> WORK REQUIRED: Read the material below and tally how many lines hold the word "kind", giving the number and nothing else.
········
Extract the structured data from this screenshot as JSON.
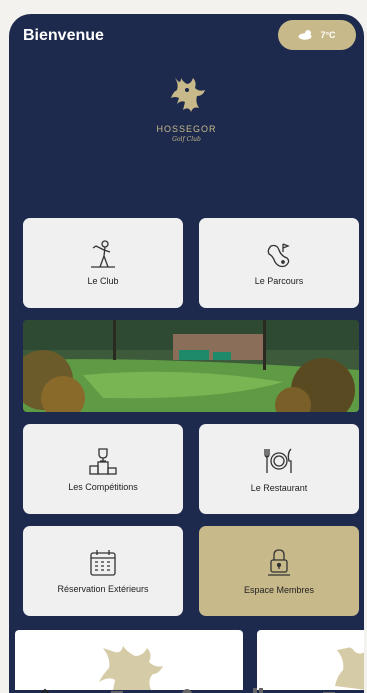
{
  "header": {
    "greeting": "Bienvenue",
    "weather": {
      "icon": "cloud-icon",
      "temperature": "7°C"
    }
  },
  "logo": {
    "name": "HOSSEGOR",
    "subtitle": "Golf Club"
  },
  "tiles": [
    {
      "label": "Le Club",
      "icon": "golfer-icon"
    },
    {
      "label": "Le Parcours",
      "icon": "course-map-icon"
    },
    {
      "label": "Les Compétitions",
      "icon": "trophy-podium-icon"
    },
    {
      "label": "Le Restaurant",
      "icon": "plate-cutlery-icon"
    },
    {
      "label": "Réservation Extérieurs",
      "icon": "calendar-icon"
    },
    {
      "label": "Espace Membres",
      "icon": "padlock-icon"
    }
  ],
  "colors": {
    "background": "#1d2a4d",
    "accent": "#c8b98a",
    "tile": "#f0f0f0"
  }
}
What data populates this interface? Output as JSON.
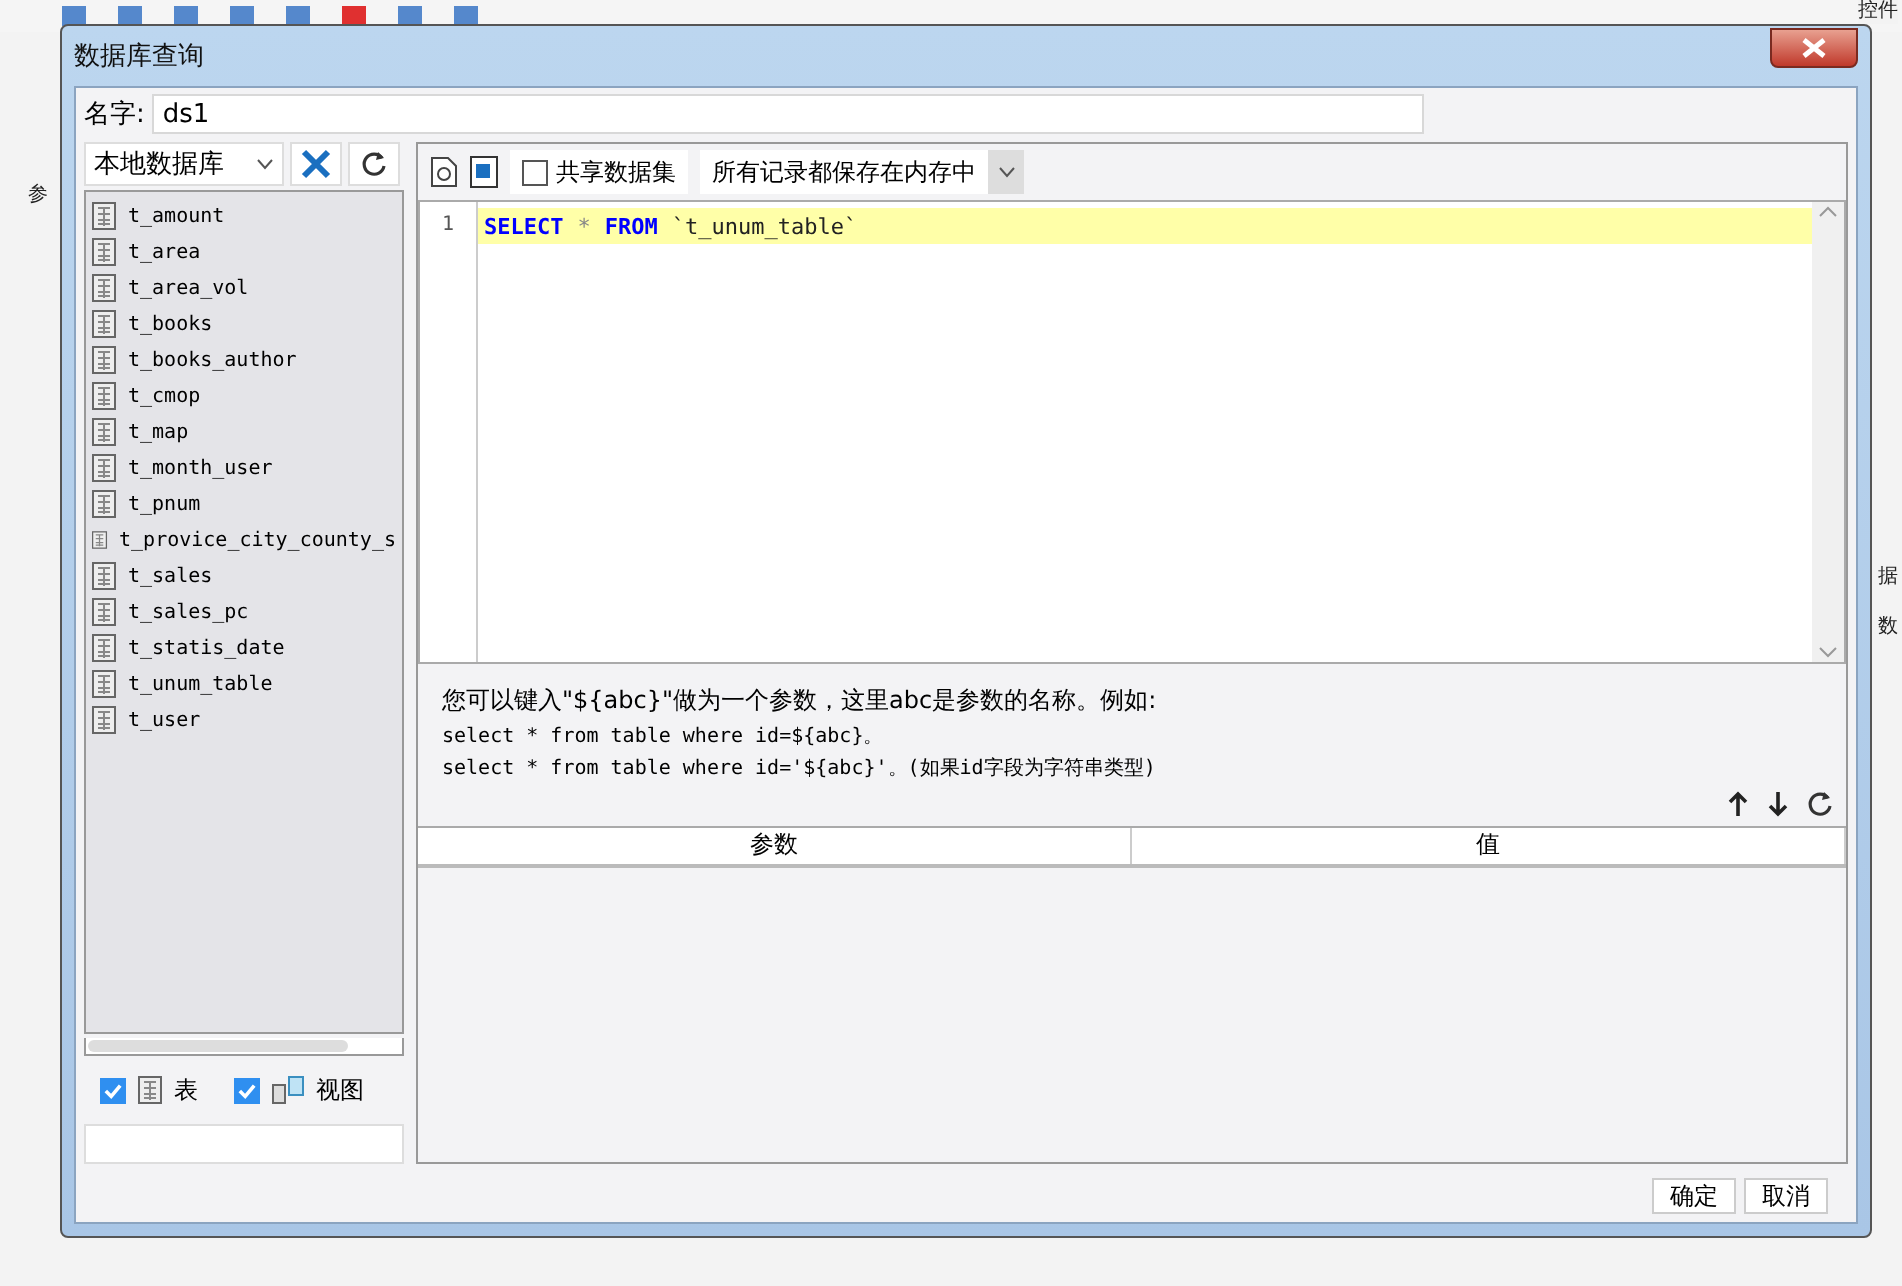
{
  "background": {
    "texts": [
      "控件",
      "参",
      "据",
      "数"
    ]
  },
  "window": {
    "title": "数据库查询"
  },
  "name_field": {
    "label": "名字:",
    "value": "ds1"
  },
  "sidebar": {
    "database": "本地数据库",
    "items": [
      {
        "label": "t_amount"
      },
      {
        "label": "t_area"
      },
      {
        "label": "t_area_vol"
      },
      {
        "label": "t_books"
      },
      {
        "label": "t_books_author"
      },
      {
        "label": "t_cmop"
      },
      {
        "label": "t_map"
      },
      {
        "label": "t_month_user"
      },
      {
        "label": "t_pnum"
      },
      {
        "label": "t_provice_city_county_s"
      },
      {
        "label": "t_sales"
      },
      {
        "label": "t_sales_pc"
      },
      {
        "label": "t_statis_date"
      },
      {
        "label": "t_unum_table"
      },
      {
        "label": "t_user"
      }
    ],
    "filters": [
      {
        "kind": "table",
        "label": "表",
        "checked": true
      },
      {
        "kind": "view",
        "label": "视图",
        "checked": true
      }
    ]
  },
  "toolbar": {
    "share": {
      "label": "共享数据集",
      "checked": false
    },
    "storage": "所有记录都保存在内存中"
  },
  "editor": {
    "lines": [
      {
        "number": "1",
        "tokens": [
          {
            "kind": "keyword",
            "text": "SELECT"
          },
          {
            "kind": "op",
            "text": "*"
          },
          {
            "kind": "keyword",
            "text": "FROM"
          },
          {
            "kind": "ident",
            "text": "`t_unum_table`"
          }
        ]
      }
    ]
  },
  "hint": [
    "您可以键入\"${abc}\"做为一个参数，这里abc是参数的名称。例如:",
    "select * from table where id=${abc}。",
    "select * from table where id='${abc}'。(如果id字段为字符串类型)"
  ],
  "params_table": {
    "columns": [
      "参数",
      "值"
    ]
  },
  "buttons": [
    "确定",
    "取消"
  ]
}
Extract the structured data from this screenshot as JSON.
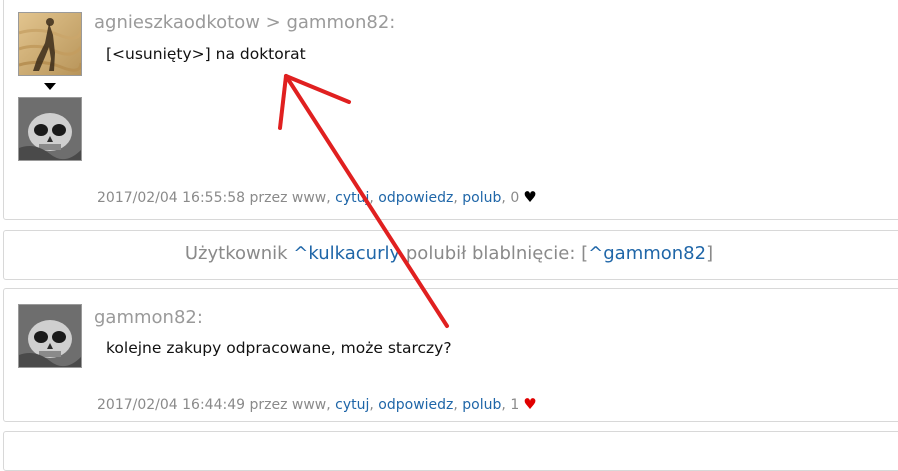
{
  "post1": {
    "header": "agnieszkaodkotow > gammon82:",
    "text": "[<usunięty>] na doktorat",
    "footer": {
      "datetime": "2017/02/04 16:55:58",
      "via": "przez www,",
      "cite": "cytuj",
      "reply": "odpowiedz",
      "like": "polub",
      "count": "0"
    }
  },
  "notification": {
    "prefix": "Użytkownik",
    "user": "^kulkacurly",
    "middle": "polubił blablnięcie:",
    "open": "[",
    "target": "^gammon82",
    "close": "]"
  },
  "post2": {
    "header": "gammon82:",
    "text": "kolejne zakupy odpracowane, może starczy?",
    "footer": {
      "datetime": "2017/02/04 16:44:49",
      "via": "przez www,",
      "cite": "cytuj",
      "reply": "odpowiedz",
      "like": "polub",
      "count": "1"
    }
  },
  "icons": {
    "heart": "♥",
    "heart_black_color": "#000000",
    "heart_red_color": "#e00000",
    "link_color": "#1f66a8",
    "annotation_arrow_color": "#e02020"
  }
}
········
> FULL OUTPUT: 6